--- Start of INPUT RECORDS ---

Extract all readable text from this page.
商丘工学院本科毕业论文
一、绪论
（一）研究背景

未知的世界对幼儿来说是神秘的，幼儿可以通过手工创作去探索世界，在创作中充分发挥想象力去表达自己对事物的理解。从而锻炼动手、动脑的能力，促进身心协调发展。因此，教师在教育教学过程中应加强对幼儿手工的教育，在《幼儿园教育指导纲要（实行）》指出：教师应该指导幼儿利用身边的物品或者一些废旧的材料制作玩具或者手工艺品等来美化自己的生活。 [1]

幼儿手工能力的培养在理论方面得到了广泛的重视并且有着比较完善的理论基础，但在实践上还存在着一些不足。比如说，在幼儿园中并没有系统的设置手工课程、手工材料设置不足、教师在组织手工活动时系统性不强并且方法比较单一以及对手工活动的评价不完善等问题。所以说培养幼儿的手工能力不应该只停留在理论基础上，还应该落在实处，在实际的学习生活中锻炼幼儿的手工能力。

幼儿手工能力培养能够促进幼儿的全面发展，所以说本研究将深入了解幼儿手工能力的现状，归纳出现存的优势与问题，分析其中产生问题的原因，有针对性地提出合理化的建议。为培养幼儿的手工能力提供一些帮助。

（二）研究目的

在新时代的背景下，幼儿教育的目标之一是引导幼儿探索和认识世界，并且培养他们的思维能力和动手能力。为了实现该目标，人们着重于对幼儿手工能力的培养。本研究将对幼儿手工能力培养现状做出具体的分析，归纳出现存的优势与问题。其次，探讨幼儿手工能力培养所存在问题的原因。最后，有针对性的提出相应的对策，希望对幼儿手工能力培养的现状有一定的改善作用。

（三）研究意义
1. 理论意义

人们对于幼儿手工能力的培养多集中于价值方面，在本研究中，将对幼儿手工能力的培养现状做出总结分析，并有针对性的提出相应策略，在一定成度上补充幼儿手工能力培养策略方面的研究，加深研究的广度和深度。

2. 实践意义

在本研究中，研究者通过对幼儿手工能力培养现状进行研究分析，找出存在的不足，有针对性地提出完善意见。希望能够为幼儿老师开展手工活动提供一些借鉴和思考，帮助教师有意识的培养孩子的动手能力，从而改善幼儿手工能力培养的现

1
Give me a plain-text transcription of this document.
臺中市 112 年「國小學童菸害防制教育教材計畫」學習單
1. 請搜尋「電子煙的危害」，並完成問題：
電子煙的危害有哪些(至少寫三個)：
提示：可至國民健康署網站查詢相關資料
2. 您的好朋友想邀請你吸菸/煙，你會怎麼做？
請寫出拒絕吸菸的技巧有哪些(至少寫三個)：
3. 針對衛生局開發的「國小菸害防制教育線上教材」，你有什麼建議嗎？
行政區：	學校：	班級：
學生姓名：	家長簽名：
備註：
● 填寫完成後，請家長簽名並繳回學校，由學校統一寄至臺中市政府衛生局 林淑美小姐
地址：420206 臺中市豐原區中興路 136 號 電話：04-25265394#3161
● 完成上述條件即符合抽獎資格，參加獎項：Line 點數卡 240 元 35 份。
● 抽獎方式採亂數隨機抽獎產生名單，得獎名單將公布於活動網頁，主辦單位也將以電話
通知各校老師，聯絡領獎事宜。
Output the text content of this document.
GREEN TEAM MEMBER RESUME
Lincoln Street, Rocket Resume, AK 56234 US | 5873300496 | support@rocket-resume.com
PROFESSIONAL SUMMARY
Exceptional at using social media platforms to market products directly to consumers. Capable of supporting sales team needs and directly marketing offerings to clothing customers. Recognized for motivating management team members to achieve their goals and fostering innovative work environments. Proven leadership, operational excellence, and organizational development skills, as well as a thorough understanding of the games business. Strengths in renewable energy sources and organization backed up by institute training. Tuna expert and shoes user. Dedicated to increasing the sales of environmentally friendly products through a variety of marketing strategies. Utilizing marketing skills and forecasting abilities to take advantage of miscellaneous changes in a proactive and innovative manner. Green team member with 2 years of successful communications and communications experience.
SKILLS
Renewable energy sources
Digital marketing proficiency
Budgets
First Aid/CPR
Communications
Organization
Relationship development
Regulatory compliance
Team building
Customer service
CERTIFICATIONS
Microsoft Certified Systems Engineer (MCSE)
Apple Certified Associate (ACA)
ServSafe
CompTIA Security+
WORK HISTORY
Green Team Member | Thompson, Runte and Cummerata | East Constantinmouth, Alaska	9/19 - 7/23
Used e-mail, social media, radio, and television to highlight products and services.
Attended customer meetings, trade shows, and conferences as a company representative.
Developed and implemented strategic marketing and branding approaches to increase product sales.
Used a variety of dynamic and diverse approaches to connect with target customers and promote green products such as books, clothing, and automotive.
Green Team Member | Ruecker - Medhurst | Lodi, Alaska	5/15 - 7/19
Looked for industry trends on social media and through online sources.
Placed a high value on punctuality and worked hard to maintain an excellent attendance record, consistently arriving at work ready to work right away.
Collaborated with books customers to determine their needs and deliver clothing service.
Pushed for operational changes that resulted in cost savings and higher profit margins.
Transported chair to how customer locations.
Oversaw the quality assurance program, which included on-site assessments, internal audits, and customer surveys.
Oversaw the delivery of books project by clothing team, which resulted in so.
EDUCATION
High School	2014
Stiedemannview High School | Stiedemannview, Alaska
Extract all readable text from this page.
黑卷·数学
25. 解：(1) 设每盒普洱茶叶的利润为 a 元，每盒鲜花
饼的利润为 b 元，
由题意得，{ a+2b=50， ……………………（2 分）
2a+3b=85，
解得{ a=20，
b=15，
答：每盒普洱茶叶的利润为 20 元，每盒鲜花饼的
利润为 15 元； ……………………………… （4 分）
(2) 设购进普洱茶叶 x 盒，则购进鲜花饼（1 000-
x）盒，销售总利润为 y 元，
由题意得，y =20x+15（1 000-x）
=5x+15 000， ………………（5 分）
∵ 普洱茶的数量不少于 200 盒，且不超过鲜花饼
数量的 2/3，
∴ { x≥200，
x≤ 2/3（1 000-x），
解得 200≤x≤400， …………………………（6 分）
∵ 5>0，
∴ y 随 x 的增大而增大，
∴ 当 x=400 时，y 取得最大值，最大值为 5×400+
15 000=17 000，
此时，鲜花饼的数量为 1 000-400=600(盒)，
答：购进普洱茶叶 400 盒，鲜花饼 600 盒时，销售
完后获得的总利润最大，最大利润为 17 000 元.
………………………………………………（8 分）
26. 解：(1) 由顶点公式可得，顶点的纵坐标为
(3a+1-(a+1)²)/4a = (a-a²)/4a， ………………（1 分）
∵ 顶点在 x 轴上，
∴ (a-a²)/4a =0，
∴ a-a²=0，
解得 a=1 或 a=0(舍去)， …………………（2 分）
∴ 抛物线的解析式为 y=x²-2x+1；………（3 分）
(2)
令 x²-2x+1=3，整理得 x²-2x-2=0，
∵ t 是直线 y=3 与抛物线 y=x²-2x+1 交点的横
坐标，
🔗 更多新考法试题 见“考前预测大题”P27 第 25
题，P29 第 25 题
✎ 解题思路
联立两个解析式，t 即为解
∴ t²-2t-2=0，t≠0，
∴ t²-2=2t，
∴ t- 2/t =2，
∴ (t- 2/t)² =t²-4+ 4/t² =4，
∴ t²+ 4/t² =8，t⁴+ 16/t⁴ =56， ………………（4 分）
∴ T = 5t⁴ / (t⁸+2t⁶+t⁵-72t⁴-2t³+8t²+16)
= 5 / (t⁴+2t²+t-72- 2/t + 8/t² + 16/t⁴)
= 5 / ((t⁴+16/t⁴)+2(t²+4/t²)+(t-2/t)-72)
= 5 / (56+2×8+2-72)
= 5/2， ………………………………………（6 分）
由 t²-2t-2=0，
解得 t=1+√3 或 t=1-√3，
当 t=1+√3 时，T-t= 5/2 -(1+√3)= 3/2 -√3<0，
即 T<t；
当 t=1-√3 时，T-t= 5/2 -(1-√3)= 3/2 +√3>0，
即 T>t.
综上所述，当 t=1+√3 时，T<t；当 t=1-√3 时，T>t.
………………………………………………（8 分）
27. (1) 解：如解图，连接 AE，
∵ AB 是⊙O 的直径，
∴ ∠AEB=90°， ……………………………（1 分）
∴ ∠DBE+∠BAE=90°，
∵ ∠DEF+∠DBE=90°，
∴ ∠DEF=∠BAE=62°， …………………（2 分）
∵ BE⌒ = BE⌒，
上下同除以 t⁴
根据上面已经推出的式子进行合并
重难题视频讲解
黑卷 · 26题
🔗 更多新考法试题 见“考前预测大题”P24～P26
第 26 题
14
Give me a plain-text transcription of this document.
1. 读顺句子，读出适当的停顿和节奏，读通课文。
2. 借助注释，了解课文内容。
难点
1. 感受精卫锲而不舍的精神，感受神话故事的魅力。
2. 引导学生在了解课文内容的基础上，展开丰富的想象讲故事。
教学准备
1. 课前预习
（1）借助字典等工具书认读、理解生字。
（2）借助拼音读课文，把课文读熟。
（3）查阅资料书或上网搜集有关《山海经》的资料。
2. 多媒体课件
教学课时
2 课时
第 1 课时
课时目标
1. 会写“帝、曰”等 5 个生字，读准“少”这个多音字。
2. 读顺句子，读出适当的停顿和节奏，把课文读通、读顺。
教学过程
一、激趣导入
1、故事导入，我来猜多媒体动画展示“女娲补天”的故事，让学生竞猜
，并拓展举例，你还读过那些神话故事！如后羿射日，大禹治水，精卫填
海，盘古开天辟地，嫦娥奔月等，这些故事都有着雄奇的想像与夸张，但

--- End of INPUT RECORDS ---

• [EXERCISE AIM]: Collect each line containing the string "Certified".

• [CORRECT RESULT]:
Microsoft Certified Systems Engineer (MCSE)
Apple Certified Associate (ACA)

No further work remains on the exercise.